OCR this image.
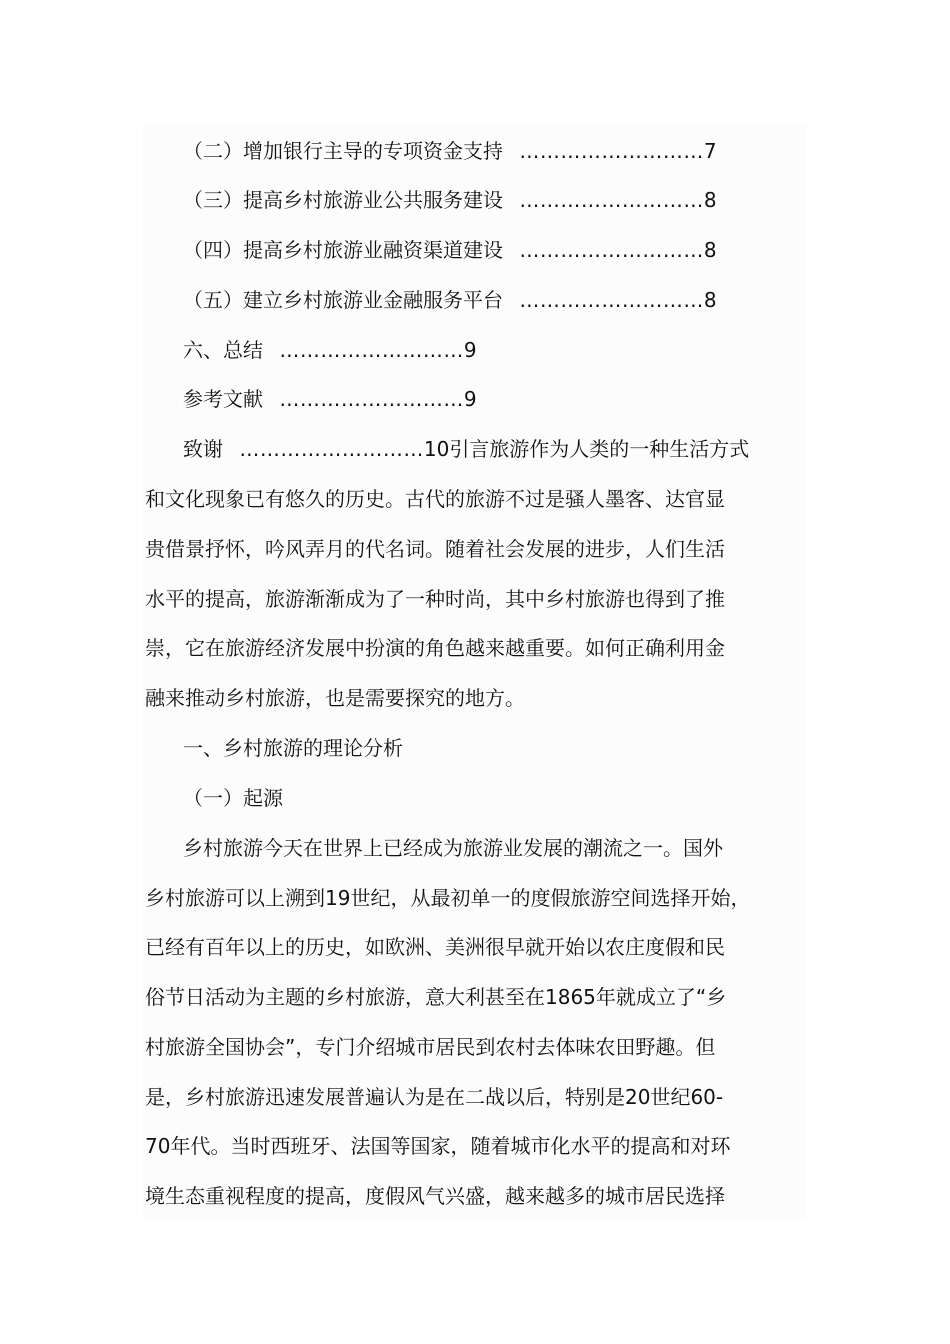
（二）增加银行主导的专项资金支持 ………………………7
（三）提高乡村旅游业公共服务建设 ………………………8
（四）提高乡村旅游业融资渠道建设 ………………………8
（五）建立乡村旅游业金融服务平台 ………………………8
六、总结 ………………………9
参考文献 ………………………9
致谢 ………………………10引言旅游作为人类的一种生活方式
和文化现象已有悠久的历史。古代的旅游不过是骚人墨客、达官显
贵借景抒怀，吟风弄月的代名词。随着社会发展的进步，人们生活
水平的提高，旅游渐渐成为了一种时尚，其中乡村旅游也得到了推
崇，它在旅游经济发展中扮演的角色越来越重要。如何正确利用金
融来推动乡村旅游，也是需要探究的地方。
一、乡村旅游的理论分析
（一）起源
乡村旅游今天在世界上已经成为旅游业发展的潮流之一。国外
乡村旅游可以上溯到19世纪，从最初单一的度假旅游空间选择开始，
已经有百年以上的历史，如欧洲、美洲很早就开始以农庄度假和民
俗节日活动为主题的乡村旅游，意大利甚至在1865年就成立了“乡
村旅游全国协会”，专门介绍城市居民到农村去体味农田野趣。但
是，乡村旅游迅速发展普遍认为是在二战以后，特别是20世纪60-
70年代。当时西班牙、法国等国家，随着城市化水平的提高和对环
境生态重视程度的提高，度假风气兴盛，越来越多的城市居民选择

» **Exercise directions**
Pictures stay out; repeat all the rest of the records exactly.

» **Output of the exercise**
OCR this image.
（二）增加银行主导的专项资金支持 ………………………7
（三）提高乡村旅游业公共服务建设 ………………………8
（四）提高乡村旅游业融资渠道建设 ………………………8
（五）建立乡村旅游业金融服务平台 ………………………8
六、总结 ………………………9
参考文献 ………………………9
致谢 ………………………10引言旅游作为人类的一种生活方式
和文化现象已有悠久的历史。古代的旅游不过是骚人墨客、达官显
贵借景抒怀，吟风弄月的代名词。随着社会发展的进步，人们生活
水平的提高，旅游渐渐成为了一种时尚，其中乡村旅游也得到了推
崇，它在旅游经济发展中扮演的角色越来越重要。如何正确利用金
融来推动乡村旅游，也是需要探究的地方。
一、乡村旅游的理论分析
（一）起源
乡村旅游今天在世界上已经成为旅游业发展的潮流之一。国外
乡村旅游可以上溯到19世纪，从最初单一的度假旅游空间选择开始，
已经有百年以上的历史，如欧洲、美洲很早就开始以农庄度假和民
俗节日活动为主题的乡村旅游，意大利甚至在1865年就成立了“乡
村旅游全国协会”，专门介绍城市居民到农村去体味农田野趣。但
是，乡村旅游迅速发展普遍认为是在二战以后，特别是20世纪60-
70年代。当时西班牙、法国等国家，随着城市化水平的提高和对环
境生态重视程度的提高，度假风气兴盛，越来越多的城市居民选择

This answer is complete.